• _Input data_:
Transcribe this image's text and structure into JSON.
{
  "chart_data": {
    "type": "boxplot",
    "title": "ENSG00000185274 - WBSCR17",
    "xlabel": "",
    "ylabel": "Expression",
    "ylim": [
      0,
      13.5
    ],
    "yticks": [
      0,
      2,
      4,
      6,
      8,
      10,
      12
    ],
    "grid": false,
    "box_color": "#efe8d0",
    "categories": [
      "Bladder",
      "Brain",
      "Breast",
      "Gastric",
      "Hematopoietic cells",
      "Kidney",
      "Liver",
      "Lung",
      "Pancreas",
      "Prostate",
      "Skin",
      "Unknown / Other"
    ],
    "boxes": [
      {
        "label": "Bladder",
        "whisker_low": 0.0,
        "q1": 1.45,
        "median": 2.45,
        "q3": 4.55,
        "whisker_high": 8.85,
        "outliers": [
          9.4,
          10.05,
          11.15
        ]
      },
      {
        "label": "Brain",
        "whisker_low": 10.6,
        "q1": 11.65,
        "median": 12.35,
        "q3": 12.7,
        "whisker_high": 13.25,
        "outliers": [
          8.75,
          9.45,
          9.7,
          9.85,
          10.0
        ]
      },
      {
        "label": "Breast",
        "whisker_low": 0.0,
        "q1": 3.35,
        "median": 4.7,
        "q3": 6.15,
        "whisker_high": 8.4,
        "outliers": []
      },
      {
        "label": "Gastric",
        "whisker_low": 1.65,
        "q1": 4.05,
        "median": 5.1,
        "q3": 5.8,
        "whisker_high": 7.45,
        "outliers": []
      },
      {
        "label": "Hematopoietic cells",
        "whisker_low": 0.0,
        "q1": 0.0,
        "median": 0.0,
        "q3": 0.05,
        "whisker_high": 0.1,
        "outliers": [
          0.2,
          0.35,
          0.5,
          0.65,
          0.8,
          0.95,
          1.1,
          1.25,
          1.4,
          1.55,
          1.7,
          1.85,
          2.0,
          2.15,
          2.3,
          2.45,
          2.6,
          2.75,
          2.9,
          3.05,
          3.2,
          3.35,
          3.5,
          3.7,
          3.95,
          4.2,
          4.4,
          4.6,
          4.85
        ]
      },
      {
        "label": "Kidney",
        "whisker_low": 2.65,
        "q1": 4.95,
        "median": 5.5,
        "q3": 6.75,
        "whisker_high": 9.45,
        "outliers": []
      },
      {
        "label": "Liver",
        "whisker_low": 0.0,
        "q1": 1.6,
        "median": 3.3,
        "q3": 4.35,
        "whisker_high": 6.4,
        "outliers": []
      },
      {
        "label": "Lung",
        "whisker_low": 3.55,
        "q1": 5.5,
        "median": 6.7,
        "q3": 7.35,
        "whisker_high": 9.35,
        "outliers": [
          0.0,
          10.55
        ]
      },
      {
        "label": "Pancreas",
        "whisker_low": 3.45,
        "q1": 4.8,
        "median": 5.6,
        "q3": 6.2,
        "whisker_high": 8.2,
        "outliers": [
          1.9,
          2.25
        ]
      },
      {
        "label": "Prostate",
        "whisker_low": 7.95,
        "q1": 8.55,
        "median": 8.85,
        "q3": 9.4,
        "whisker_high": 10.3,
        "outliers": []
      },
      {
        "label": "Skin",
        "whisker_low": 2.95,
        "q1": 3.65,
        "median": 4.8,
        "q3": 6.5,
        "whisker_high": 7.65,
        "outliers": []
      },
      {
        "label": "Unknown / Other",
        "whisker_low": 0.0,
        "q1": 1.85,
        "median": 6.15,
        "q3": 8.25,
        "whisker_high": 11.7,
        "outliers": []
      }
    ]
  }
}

• _About this task_:
The whole listing should be transcribed word for word.

• _Solution for this exercise_:
Transcribe this image's text and structure into JSON.
{
  "chart_data": {
    "type": "boxplot",
    "title": "ENSG00000185274 - WBSCR17",
    "xlabel": "",
    "ylabel": "Expression",
    "ylim": [
      0,
      13.5
    ],
    "yticks": [
      0,
      2,
      4,
      6,
      8,
      10,
      12
    ],
    "grid": false,
    "box_color": "#efe8d0",
    "categories": [
      "Bladder",
      "Brain",
      "Breast",
      "Gastric",
      "Hematopoietic cells",
      "Kidney",
      "Liver",
      "Lung",
      "Pancreas",
      "Prostate",
      "Skin",
      "Unknown / Other"
    ],
    "boxes": [
      {
        "label": "Bladder",
        "whisker_low": 0.0,
        "q1": 1.45,
        "median": 2.45,
        "q3": 4.55,
        "whisker_high": 8.85,
        "outliers": [
          9.4,
          10.05,
          11.15
        ]
      },
      {
        "label": "Brain",
        "whisker_low": 10.6,
        "q1": 11.65,
        "median": 12.35,
        "q3": 12.7,
        "whisker_high": 13.25,
        "outliers": [
          8.75,
          9.45,
          9.7,
          9.85,
          10.0
        ]
      },
      {
        "label": "Breast",
        "whisker_low": 0.0,
        "q1": 3.35,
        "median": 4.7,
        "q3": 6.15,
        "whisker_high": 8.4,
        "outliers": []
      },
      {
        "label": "Gastric",
        "whisker_low": 1.65,
        "q1": 4.05,
        "median": 5.1,
        "q3": 5.8,
        "whisker_high": 7.45,
        "outliers": []
      },
      {
        "label": "Hematopoietic cells",
        "whisker_low": 0.0,
        "q1": 0.0,
        "median": 0.0,
        "q3": 0.05,
        "whisker_high": 0.1,
        "outliers": [
          0.2,
          0.35,
          0.5,
          0.65,
          0.8,
          0.95,
          1.1,
          1.25,
          1.4,
          1.55,
          1.7,
          1.85,
          2.0,
          2.15,
          2.3,
          2.45,
          2.6,
          2.75,
          2.9,
          3.05,
          3.2,
          3.35,
          3.5,
          3.7,
          3.95,
          4.2,
          4.4,
          4.6,
          4.85
        ]
      },
      {
        "label": "Kidney",
        "whisker_low": 2.65,
        "q1": 4.95,
        "median": 5.5,
        "q3": 6.75,
        "whisker_high": 9.45,
        "outliers": []
      },
      {
        "label": "Liver",
        "whisker_low": 0.0,
        "q1": 1.6,
        "median": 3.3,
        "q3": 4.35,
        "whisker_high": 6.4,
        "outliers": []
      },
      {
        "label": "Lung",
        "whisker_low": 3.55,
        "q1": 5.5,
        "median": 6.7,
        "q3": 7.35,
        "whisker_high": 9.35,
        "outliers": [
          0.0,
          10.55
        ]
      },
      {
        "label": "Pancreas",
        "whisker_low": 3.45,
        "q1": 4.8,
        "median": 5.6,
        "q3": 6.2,
        "whisker_high": 8.2,
        "outliers": [
          1.9,
          2.25
        ]
      },
      {
        "label": "Prostate",
        "whisker_low": 7.95,
        "q1": 8.55,
        "median": 8.85,
        "q3": 9.4,
        "whisker_high": 10.3,
        "outliers": []
      },
      {
        "label": "Skin",
        "whisker_low": 2.95,
        "q1": 3.65,
        "median": 4.8,
        "q3": 6.5,
        "whisker_high": 7.65,
        "outliers": []
      },
      {
        "label": "Unknown / Other",
        "whisker_low": 0.0,
        "q1": 1.85,
        "median": 6.15,
        "q3": 8.25,
        "whisker_high": 11.7,
        "outliers": []
      }
    ]
  }
}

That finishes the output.